> [Aim of the task] Extract each line of the data and write it out again exactly.
— BEGIN Input data —
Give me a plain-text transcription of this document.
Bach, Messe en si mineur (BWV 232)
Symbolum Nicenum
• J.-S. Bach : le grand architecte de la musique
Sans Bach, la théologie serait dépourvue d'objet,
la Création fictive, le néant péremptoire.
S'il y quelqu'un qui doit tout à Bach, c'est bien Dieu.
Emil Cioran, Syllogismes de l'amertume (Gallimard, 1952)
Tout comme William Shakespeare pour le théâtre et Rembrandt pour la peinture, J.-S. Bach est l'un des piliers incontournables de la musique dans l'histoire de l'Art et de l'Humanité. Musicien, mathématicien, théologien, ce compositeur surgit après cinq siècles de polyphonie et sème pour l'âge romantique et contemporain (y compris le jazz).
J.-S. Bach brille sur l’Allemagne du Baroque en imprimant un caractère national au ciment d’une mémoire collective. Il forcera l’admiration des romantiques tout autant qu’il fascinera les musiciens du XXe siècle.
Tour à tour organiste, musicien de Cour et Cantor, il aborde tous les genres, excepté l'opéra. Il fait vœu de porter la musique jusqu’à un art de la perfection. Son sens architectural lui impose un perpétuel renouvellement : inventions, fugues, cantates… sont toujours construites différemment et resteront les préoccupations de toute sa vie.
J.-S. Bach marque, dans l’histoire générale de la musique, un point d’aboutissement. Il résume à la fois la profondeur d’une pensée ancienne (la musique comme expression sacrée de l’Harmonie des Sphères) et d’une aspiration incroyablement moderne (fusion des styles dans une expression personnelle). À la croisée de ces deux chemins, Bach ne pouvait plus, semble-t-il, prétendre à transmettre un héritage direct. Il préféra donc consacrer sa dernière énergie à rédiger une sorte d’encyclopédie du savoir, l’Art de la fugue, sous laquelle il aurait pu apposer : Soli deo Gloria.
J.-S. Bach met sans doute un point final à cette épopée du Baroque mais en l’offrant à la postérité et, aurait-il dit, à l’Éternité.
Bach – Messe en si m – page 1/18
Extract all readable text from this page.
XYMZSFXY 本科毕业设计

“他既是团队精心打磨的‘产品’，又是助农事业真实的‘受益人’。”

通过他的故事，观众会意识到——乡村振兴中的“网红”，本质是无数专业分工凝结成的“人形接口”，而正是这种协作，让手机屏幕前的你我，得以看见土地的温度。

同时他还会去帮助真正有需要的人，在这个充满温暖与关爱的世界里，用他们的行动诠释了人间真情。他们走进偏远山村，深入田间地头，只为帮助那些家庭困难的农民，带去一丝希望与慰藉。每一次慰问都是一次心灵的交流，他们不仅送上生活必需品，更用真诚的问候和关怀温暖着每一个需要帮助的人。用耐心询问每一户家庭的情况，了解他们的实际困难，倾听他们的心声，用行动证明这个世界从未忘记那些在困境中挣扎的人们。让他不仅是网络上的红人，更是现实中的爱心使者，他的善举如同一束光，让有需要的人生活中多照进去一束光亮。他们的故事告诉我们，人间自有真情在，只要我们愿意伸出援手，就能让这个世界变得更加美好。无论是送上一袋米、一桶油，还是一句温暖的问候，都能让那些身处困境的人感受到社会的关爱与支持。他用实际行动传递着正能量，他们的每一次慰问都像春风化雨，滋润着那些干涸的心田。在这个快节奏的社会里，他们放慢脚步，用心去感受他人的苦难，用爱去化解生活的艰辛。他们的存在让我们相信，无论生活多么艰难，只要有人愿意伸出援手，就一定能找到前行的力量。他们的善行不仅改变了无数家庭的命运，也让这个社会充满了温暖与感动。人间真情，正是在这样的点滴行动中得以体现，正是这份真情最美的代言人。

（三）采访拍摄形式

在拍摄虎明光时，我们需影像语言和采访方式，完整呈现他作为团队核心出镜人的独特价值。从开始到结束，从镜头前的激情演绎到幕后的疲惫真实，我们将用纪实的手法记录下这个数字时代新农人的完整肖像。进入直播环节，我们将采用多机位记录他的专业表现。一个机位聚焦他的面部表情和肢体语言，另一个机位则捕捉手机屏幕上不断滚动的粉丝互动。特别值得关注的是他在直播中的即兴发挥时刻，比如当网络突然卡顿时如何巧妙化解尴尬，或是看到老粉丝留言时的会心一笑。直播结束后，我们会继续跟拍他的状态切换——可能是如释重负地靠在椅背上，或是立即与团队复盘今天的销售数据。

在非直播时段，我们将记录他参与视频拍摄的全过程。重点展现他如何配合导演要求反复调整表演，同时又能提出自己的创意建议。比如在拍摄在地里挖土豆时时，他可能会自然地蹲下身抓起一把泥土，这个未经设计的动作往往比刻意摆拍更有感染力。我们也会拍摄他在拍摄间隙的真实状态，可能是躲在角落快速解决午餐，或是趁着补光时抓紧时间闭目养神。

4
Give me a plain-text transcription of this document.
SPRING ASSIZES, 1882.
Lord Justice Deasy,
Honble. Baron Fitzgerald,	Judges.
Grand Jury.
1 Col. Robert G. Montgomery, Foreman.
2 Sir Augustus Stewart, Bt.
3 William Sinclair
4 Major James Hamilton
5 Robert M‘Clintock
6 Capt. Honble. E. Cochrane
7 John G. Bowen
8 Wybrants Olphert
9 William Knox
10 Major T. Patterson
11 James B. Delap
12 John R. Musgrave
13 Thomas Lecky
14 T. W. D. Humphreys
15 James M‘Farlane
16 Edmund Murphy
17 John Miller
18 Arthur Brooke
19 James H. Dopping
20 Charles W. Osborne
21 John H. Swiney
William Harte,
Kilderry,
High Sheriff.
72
— END Input data —
> [Answer to this task]
Give me a plain-text transcription of this document.
Bach, Messe en si mineur (BWV 232)
Symbolum Nicenum
• J.-S. Bach : le grand architecte de la musique
Sans Bach, la théologie serait dépourvue d'objet,
la Création fictive, le néant péremptoire.
S'il y quelqu'un qui doit tout à Bach, c'est bien Dieu.
Emil Cioran, Syllogismes de l'amertume (Gallimard, 1952)
Tout comme William Shakespeare pour le théâtre et Rembrandt pour la peinture, J.-S. Bach est l'un des piliers incontournables de la musique dans l'histoire de l'Art et de l'Humanité. Musicien, mathématicien, théologien, ce compositeur surgit après cinq siècles de polyphonie et sème pour l'âge romantique et contemporain (y compris le jazz).
J.-S. Bach brille sur l’Allemagne du Baroque en imprimant un caractère national au ciment d’une mémoire collective. Il forcera l’admiration des romantiques tout autant qu’il fascinera les musiciens du XXe siècle.
Tour à tour organiste, musicien de Cour et Cantor, il aborde tous les genres, excepté l'opéra. Il fait vœu de porter la musique jusqu’à un art de la perfection. Son sens architectural lui impose un perpétuel renouvellement : inventions, fugues, cantates… sont toujours construites différemment et resteront les préoccupations de toute sa vie.
J.-S. Bach marque, dans l’histoire générale de la musique, un point d’aboutissement. Il résume à la fois la profondeur d’une pensée ancienne (la musique comme expression sacrée de l’Harmonie des Sphères) et d’une aspiration incroyablement moderne (fusion des styles dans une expression personnelle). À la croisée de ces deux chemins, Bach ne pouvait plus, semble-t-il, prétendre à transmettre un héritage direct. Il préféra donc consacrer sa dernière énergie à rédiger une sorte d’encyclopédie du savoir, l’Art de la fugue, sous laquelle il aurait pu apposer : Soli deo Gloria.
J.-S. Bach met sans doute un point final à cette épopée du Baroque mais en l’offrant à la postérité et, aurait-il dit, à l’Éternité.
Bach – Messe en si m – page 1/18
Extract all readable text from this page.
XYMZSFXY 本科毕业设计

“他既是团队精心打磨的‘产品’，又是助农事业真实的‘受益人’。”

通过他的故事，观众会意识到——乡村振兴中的“网红”，本质是无数专业分工凝结成的“人形接口”，而正是这种协作，让手机屏幕前的你我，得以看见土地的温度。

同时他还会去帮助真正有需要的人，在这个充满温暖与关爱的世界里，用他们的行动诠释了人间真情。他们走进偏远山村，深入田间地头，只为帮助那些家庭困难的农民，带去一丝希望与慰藉。每一次慰问都是一次心灵的交流，他们不仅送上生活必需品，更用真诚的问候和关怀温暖着每一个需要帮助的人。用耐心询问每一户家庭的情况，了解他们的实际困难，倾听他们的心声，用行动证明这个世界从未忘记那些在困境中挣扎的人们。让他不仅是网络上的红人，更是现实中的爱心使者，他的善举如同一束光，让有需要的人生活中多照进去一束光亮。他们的故事告诉我们，人间自有真情在，只要我们愿意伸出援手，就能让这个世界变得更加美好。无论是送上一袋米、一桶油，还是一句温暖的问候，都能让那些身处困境的人感受到社会的关爱与支持。他用实际行动传递着正能量，他们的每一次慰问都像春风化雨，滋润着那些干涸的心田。在这个快节奏的社会里，他们放慢脚步，用心去感受他人的苦难，用爱去化解生活的艰辛。他们的存在让我们相信，无论生活多么艰难，只要有人愿意伸出援手，就一定能找到前行的力量。他们的善行不仅改变了无数家庭的命运，也让这个社会充满了温暖与感动。人间真情，正是在这样的点滴行动中得以体现，正是这份真情最美的代言人。

（三）采访拍摄形式

在拍摄虎明光时，我们需影像语言和采访方式，完整呈现他作为团队核心出镜人的独特价值。从开始到结束，从镜头前的激情演绎到幕后的疲惫真实，我们将用纪实的手法记录下这个数字时代新农人的完整肖像。进入直播环节，我们将采用多机位记录他的专业表现。一个机位聚焦他的面部表情和肢体语言，另一个机位则捕捉手机屏幕上不断滚动的粉丝互动。特别值得关注的是他在直播中的即兴发挥时刻，比如当网络突然卡顿时如何巧妙化解尴尬，或是看到老粉丝留言时的会心一笑。直播结束后，我们会继续跟拍他的状态切换——可能是如释重负地靠在椅背上，或是立即与团队复盘今天的销售数据。

在非直播时段，我们将记录他参与视频拍摄的全过程。重点展现他如何配合导演要求反复调整表演，同时又能提出自己的创意建议。比如在拍摄在地里挖土豆时时，他可能会自然地蹲下身抓起一把泥土，这个未经设计的动作往往比刻意摆拍更有感染力。我们也会拍摄他在拍摄间隙的真实状态，可能是躲在角落快速解决午餐，或是趁着补光时抓紧时间闭目养神。

4
Give me a plain-text transcription of this document.
SPRING ASSIZES, 1882.
Lord Justice Deasy,
Honble. Baron Fitzgerald,	Judges.
Grand Jury.
1 Col. Robert G. Montgomery, Foreman.
2 Sir Augustus Stewart, Bt.
3 William Sinclair
4 Major James Hamilton
5 Robert M‘Clintock
6 Capt. Honble. E. Cochrane
7 John G. Bowen
8 Wybrants Olphert
9 William Knox
10 Major T. Patterson
11 James B. Delap
12 John R. Musgrave
13 Thomas Lecky
14 T. W. D. Humphreys
15 James M‘Farlane
16 Edmund Murphy
17 John Miller
18 Arthur Brooke
19 James H. Dopping
20 Charles W. Osborne
21 John H. Swiney
William Harte,
Kilderry,
High Sheriff.
72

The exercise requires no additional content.